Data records
::::

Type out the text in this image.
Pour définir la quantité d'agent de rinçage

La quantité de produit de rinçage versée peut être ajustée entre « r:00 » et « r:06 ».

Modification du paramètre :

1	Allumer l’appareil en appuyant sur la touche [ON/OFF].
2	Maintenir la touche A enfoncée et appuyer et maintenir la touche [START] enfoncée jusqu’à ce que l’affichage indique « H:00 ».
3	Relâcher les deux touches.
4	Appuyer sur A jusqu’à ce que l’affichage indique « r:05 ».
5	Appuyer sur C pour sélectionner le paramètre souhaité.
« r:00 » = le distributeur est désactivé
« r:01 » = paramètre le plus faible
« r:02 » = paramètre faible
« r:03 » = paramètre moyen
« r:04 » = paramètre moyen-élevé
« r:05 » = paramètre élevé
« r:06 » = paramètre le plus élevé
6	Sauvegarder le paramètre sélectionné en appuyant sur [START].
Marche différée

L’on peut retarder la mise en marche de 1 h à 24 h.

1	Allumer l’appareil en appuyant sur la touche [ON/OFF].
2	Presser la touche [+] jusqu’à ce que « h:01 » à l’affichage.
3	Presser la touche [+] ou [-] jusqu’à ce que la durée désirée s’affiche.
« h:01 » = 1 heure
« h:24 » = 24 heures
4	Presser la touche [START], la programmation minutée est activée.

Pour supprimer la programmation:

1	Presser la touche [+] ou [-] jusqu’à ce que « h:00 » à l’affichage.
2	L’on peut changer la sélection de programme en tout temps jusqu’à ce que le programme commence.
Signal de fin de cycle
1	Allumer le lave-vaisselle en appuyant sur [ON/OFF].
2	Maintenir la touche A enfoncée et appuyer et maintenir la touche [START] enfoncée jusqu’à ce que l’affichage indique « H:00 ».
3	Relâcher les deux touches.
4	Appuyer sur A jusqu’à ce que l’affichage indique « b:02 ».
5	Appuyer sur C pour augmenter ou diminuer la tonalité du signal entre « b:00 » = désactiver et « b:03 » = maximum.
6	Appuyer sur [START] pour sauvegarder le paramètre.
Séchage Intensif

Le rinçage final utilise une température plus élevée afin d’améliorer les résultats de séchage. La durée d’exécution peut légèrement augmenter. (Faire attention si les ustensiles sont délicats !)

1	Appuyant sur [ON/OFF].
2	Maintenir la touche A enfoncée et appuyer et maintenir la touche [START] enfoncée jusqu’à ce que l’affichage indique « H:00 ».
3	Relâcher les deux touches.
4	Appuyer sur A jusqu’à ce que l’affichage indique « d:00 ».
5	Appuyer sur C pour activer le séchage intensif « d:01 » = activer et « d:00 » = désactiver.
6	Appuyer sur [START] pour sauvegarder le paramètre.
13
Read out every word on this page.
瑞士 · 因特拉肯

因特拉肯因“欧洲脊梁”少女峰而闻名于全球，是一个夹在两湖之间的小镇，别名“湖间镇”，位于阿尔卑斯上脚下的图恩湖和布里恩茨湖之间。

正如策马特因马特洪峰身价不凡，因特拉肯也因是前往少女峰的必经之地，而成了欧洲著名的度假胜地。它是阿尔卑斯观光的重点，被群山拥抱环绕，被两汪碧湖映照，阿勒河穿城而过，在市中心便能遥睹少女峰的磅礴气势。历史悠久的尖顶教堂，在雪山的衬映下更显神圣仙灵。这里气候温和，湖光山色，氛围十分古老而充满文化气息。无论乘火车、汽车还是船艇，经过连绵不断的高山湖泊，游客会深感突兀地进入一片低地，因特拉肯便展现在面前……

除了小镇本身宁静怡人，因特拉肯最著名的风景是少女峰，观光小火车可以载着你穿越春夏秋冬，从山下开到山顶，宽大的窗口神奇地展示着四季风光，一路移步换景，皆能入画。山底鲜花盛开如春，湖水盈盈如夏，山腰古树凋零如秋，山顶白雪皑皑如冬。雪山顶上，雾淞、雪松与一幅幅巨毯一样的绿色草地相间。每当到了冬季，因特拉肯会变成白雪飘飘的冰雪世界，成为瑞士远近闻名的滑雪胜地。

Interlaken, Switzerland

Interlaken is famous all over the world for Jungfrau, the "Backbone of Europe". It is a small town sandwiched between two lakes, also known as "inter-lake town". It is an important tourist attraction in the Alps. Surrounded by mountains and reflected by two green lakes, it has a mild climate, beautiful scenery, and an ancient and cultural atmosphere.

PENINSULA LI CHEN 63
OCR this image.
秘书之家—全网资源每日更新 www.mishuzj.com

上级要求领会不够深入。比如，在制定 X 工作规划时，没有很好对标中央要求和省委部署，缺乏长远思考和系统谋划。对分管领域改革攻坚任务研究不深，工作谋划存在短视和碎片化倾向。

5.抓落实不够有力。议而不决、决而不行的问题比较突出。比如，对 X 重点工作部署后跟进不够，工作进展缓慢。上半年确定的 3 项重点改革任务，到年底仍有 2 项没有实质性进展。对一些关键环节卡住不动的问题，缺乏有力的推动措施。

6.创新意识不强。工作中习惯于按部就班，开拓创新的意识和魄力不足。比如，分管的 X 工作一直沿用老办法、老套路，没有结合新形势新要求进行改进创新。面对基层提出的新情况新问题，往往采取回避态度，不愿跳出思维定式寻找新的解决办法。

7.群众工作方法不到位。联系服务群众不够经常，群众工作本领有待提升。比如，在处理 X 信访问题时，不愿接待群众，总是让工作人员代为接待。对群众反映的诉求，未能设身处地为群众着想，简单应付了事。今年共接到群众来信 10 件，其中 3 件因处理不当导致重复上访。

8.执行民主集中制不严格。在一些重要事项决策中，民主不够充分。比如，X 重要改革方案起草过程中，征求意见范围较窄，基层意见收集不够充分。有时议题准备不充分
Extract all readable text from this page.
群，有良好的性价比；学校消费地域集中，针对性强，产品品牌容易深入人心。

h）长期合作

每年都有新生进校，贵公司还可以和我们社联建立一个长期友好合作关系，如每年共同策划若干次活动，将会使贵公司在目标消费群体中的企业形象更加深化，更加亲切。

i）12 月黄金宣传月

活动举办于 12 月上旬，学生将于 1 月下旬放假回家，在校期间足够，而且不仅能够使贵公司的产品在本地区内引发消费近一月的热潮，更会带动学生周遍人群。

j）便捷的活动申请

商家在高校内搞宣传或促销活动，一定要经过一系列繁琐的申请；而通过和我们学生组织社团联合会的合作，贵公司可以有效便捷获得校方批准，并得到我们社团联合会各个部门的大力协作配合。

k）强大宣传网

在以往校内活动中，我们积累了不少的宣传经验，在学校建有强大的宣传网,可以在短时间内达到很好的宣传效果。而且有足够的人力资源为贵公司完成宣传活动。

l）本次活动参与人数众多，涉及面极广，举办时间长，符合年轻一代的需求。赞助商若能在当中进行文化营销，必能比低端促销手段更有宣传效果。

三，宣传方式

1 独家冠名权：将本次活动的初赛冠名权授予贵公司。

::::

Work required:
Write the entire listing out again, word for word.

The response:
Type out the text in this image.
Pour définir la quantité d'agent de rinçage

La quantité de produit de rinçage versée peut être ajustée entre « r:00 » et « r:06 ».

Modification du paramètre :

1	Allumer l’appareil en appuyant sur la touche [ON/OFF].
2	Maintenir la touche A enfoncée et appuyer et maintenir la touche [START] enfoncée jusqu’à ce que l’affichage indique « H:00 ».
3	Relâcher les deux touches.
4	Appuyer sur A jusqu’à ce que l’affichage indique « r:05 ».
5	Appuyer sur C pour sélectionner le paramètre souhaité.
« r:00 » = le distributeur est désactivé
« r:01 » = paramètre le plus faible
« r:02 » = paramètre faible
« r:03 » = paramètre moyen
« r:04 » = paramètre moyen-élevé
« r:05 » = paramètre élevé
« r:06 » = paramètre le plus élevé
6	Sauvegarder le paramètre sélectionné en appuyant sur [START].
Marche différée

L’on peut retarder la mise en marche de 1 h à 24 h.

1	Allumer l’appareil en appuyant sur la touche [ON/OFF].
2	Presser la touche [+] jusqu’à ce que « h:01 » à l’affichage.
3	Presser la touche [+] ou [-] jusqu’à ce que la durée désirée s’affiche.
« h:01 » = 1 heure
« h:24 » = 24 heures
4	Presser la touche [START], la programmation minutée est activée.

Pour supprimer la programmation:

1	Presser la touche [+] ou [-] jusqu’à ce que « h:00 » à l’affichage.
2	L’on peut changer la sélection de programme en tout temps jusqu’à ce que le programme commence.
Signal de fin de cycle
1	Allumer le lave-vaisselle en appuyant sur [ON/OFF].
2	Maintenir la touche A enfoncée et appuyer et maintenir la touche [START] enfoncée jusqu’à ce que l’affichage indique « H:00 ».
3	Relâcher les deux touches.
4	Appuyer sur A jusqu’à ce que l’affichage indique « b:02 ».
5	Appuyer sur C pour augmenter ou diminuer la tonalité du signal entre « b:00 » = désactiver et « b:03 » = maximum.
6	Appuyer sur [START] pour sauvegarder le paramètre.
Séchage Intensif

Le rinçage final utilise une température plus élevée afin d’améliorer les résultats de séchage. La durée d’exécution peut légèrement augmenter. (Faire attention si les ustensiles sont délicats !)

1	Appuyant sur [ON/OFF].
2	Maintenir la touche A enfoncée et appuyer et maintenir la touche [START] enfoncée jusqu’à ce que l’affichage indique « H:00 ».
3	Relâcher les deux touches.
4	Appuyer sur A jusqu’à ce que l’affichage indique « d:00 ».
5	Appuyer sur C pour activer le séchage intensif « d:01 » = activer et « d:00 » = désactiver.
6	Appuyer sur [START] pour sauvegarder le paramètre.
13
Read out every word on this page.
瑞士 · 因特拉肯

因特拉肯因“欧洲脊梁”少女峰而闻名于全球，是一个夹在两湖之间的小镇，别名“湖间镇”，位于阿尔卑斯上脚下的图恩湖和布里恩茨湖之间。

正如策马特因马特洪峰身价不凡，因特拉肯也因是前往少女峰的必经之地，而成了欧洲著名的度假胜地。它是阿尔卑斯观光的重点，被群山拥抱环绕，被两汪碧湖映照，阿勒河穿城而过，在市中心便能遥睹少女峰的磅礴气势。历史悠久的尖顶教堂，在雪山的衬映下更显神圣仙灵。这里气候温和，湖光山色，氛围十分古老而充满文化气息。无论乘火车、汽车还是船艇，经过连绵不断的高山湖泊，游客会深感突兀地进入一片低地，因特拉肯便展现在面前……

除了小镇本身宁静怡人，因特拉肯最著名的风景是少女峰，观光小火车可以载着你穿越春夏秋冬，从山下开到山顶，宽大的窗口神奇地展示着四季风光，一路移步换景，皆能入画。山底鲜花盛开如春，湖水盈盈如夏，山腰古树凋零如秋，山顶白雪皑皑如冬。雪山顶上，雾淞、雪松与一幅幅巨毯一样的绿色草地相间。每当到了冬季，因特拉肯会变成白雪飘飘的冰雪世界，成为瑞士远近闻名的滑雪胜地。

Interlaken, Switzerland

Interlaken is famous all over the world for Jungfrau, the "Backbone of Europe". It is a small town sandwiched between two lakes, also known as "inter-lake town". It is an important tourist attraction in the Alps. Surrounded by mountains and reflected by two green lakes, it has a mild climate, beautiful scenery, and an ancient and cultural atmosphere.

PENINSULA LI CHEN 63
OCR this image.
秘书之家—全网资源每日更新 www.mishuzj.com

上级要求领会不够深入。比如，在制定 X 工作规划时，没有很好对标中央要求和省委部署，缺乏长远思考和系统谋划。对分管领域改革攻坚任务研究不深，工作谋划存在短视和碎片化倾向。

5.抓落实不够有力。议而不决、决而不行的问题比较突出。比如，对 X 重点工作部署后跟进不够，工作进展缓慢。上半年确定的 3 项重点改革任务，到年底仍有 2 项没有实质性进展。对一些关键环节卡住不动的问题，缺乏有力的推动措施。

6.创新意识不强。工作中习惯于按部就班，开拓创新的意识和魄力不足。比如，分管的 X 工作一直沿用老办法、老套路，没有结合新形势新要求进行改进创新。面对基层提出的新情况新问题，往往采取回避态度，不愿跳出思维定式寻找新的解决办法。

7.群众工作方法不到位。联系服务群众不够经常，群众工作本领有待提升。比如，在处理 X 信访问题时，不愿接待群众，总是让工作人员代为接待。对群众反映的诉求，未能设身处地为群众着想，简单应付了事。今年共接到群众来信 10 件，其中 3 件因处理不当导致重复上访。

8.执行民主集中制不严格。在一些重要事项决策中，民主不够充分。比如，X 重要改革方案起草过程中，征求意见范围较窄，基层意见收集不够充分。有时议题准备不充分
Extract all readable text from this page.
群，有良好的性价比；学校消费地域集中，针对性强，产品品牌容易深入人心。

h）长期合作

每年都有新生进校，贵公司还可以和我们社联建立一个长期友好合作关系，如每年共同策划若干次活动，将会使贵公司在目标消费群体中的企业形象更加深化，更加亲切。

i）12 月黄金宣传月

活动举办于 12 月上旬，学生将于 1 月下旬放假回家，在校期间足够，而且不仅能够使贵公司的产品在本地区内引发消费近一月的热潮，更会带动学生周遍人群。

j）便捷的活动申请

商家在高校内搞宣传或促销活动，一定要经过一系列繁琐的申请；而通过和我们学生组织社团联合会的合作，贵公司可以有效便捷获得校方批准，并得到我们社团联合会各个部门的大力协作配合。

k）强大宣传网

在以往校内活动中，我们积累了不少的宣传经验，在学校建有强大的宣传网,可以在短时间内达到很好的宣传效果。而且有足够的人力资源为贵公司完成宣传活动。

l）本次活动参与人数众多，涉及面极广，举办时间长，符合年轻一代的需求。赞助商若能在当中进行文化营销，必能比低端促销手段更有宣传效果。

三，宣传方式

1 独家冠名权：将本次活动的初赛冠名权授予贵公司。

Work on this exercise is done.